**Problem requirements:**
Quote the write-up below on rating the Bucks' defense in full, word for word.

━━ Source document

I wasn't satisfied with the "Defensive Rating" metric used by basketball-reference.com to grade the defensive performance of each player. It seemed to be too dependent on the performance of the entire team.

So instead I referenced the "counterpart" data provided by 82games.com (a "counterpart" is the guy you are guarding) and did a "Position Adjusted Win Score" analysis on each Bucks collective counterparts. Sort of a Win Score in reverse.

Here's my thinking. If "Win Score" is a formula that accurately measures the way any given player's statistical output translates into victories... and I am convinced it is... then I figure the degree to which each Buck prevents or allows his counterparts from accumulating said statistics provides a good indication of the degree to which that Buck has prevented his counterparts from contributing to victories for their teams. And isn't that the definition of defense?

The Data

When you look at my chart, here is what is going on: the first column is the player's "Position Adjusted Win Score / 48", what I will call his offensive contribution to victory. The second column is the cumulative "Position Adjusted Win Score / 48" of every guy that Buck has guarded this season. The third column is the player's "True Win Contribution" which is the sum of those two numbers divided by 2 and then multiplied by the player's percentage of overall playing time. (Note: Since I'm doing this entirely from the Bucks perspective, all "+" numbers are good. Also, keep in mind that a Win Contribution of .000 is exactly average, and a Team total of .000 will indicate a .500 team, so any contribution of a positive number indicates the player has contributed to a winning season, and vice versa.)

━━━━
━━ Supplied data

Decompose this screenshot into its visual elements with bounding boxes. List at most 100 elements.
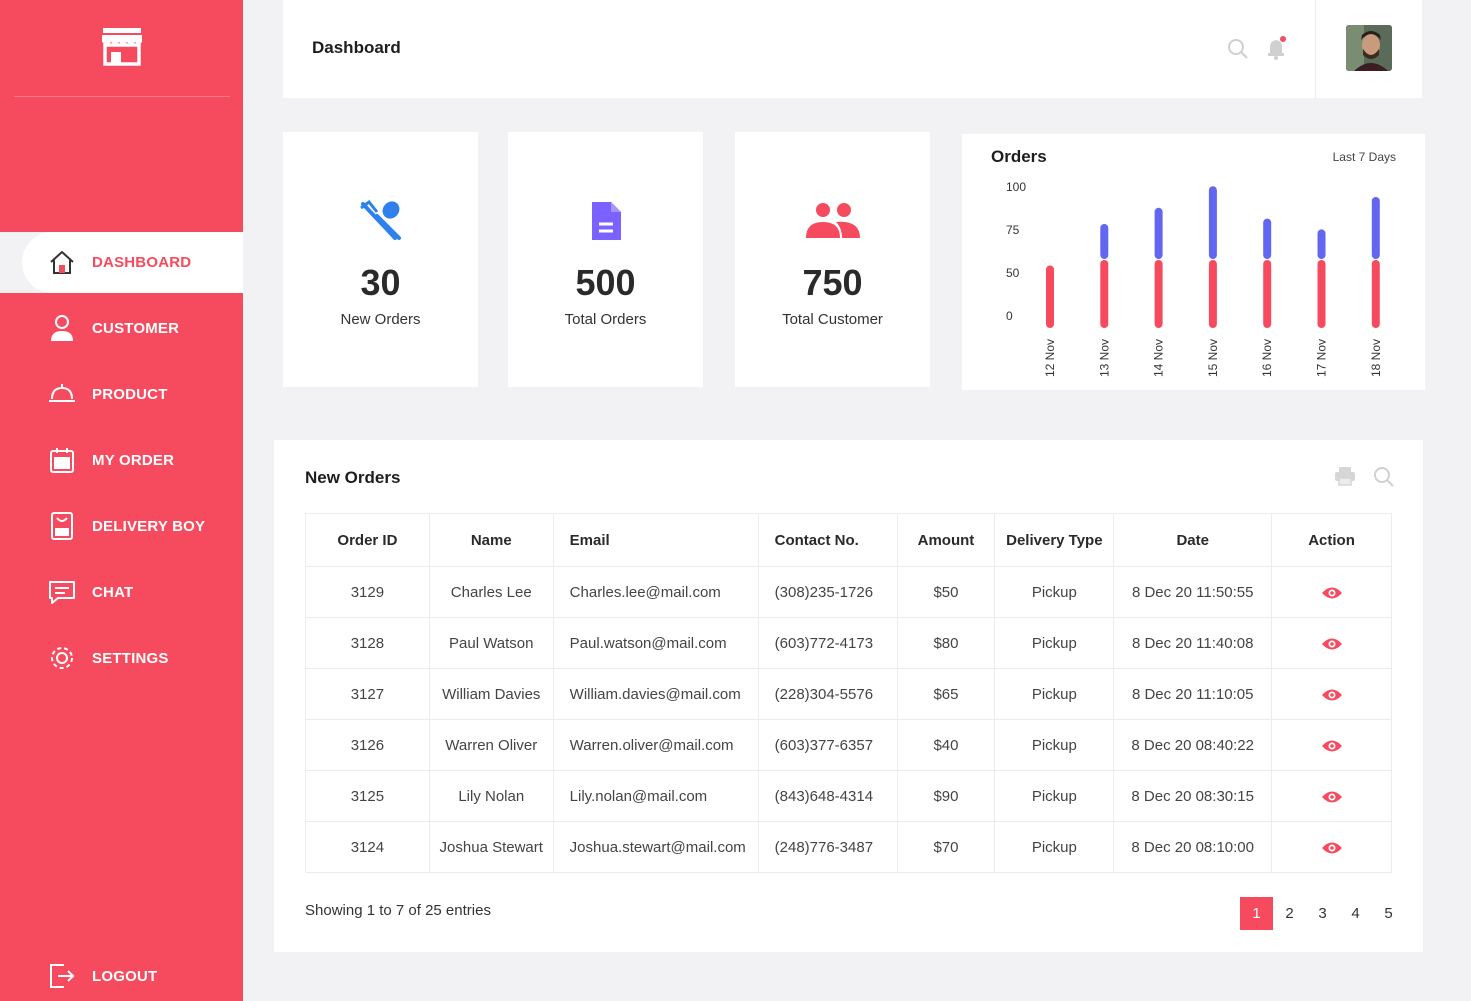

━━━━

**Answer to the exercise:**
I wasn't satisfied with the "Defensive Rating" metric used by basketball-reference.com to grade the defensive performance of each player. It seemed to be too dependent on the performance of the entire team.

So instead I referenced the "counterpart" data provided by 82games.com (a "counterpart" is the guy you are guarding) and did a "Position Adjusted Win Score" analysis on each Bucks collective counterparts. Sort of a Win Score in reverse.

Here's my thinking. If "Win Score" is a formula that accurately measures the way any given player's statistical output translates into victories... and I am convinced it is... then I figure the degree to which each Buck prevents or allows his counterparts from accumulating said statistics provides a good indication of the degree to which that Buck has prevented his counterparts from contributing to victories for their teams. And isn't that the definition of defense?

The Data

When you look at my chart, here is what is going on: the first column is the player's "Position Adjusted Win Score / 48", what I will call his offensive contribution to victory. The second column is the cumulative "Position Adjusted Win Score / 48" of every guy that Buck has guarded this season. The third column is the player's "True Win Contribution" which is the sum of those two numbers divided by 2 and then multiplied by the player's percentage of overall playing time. (Note: Since I'm doing this entirely from the Bucks perspective, all "+" numbers are good. Also, keep in mind that a Win Contribution of .000 is exactly average, and a Team total of .000 will indicate a .500 team, so any contribution of a positive number indicates the player has contributed to a winning season, and vice versa.)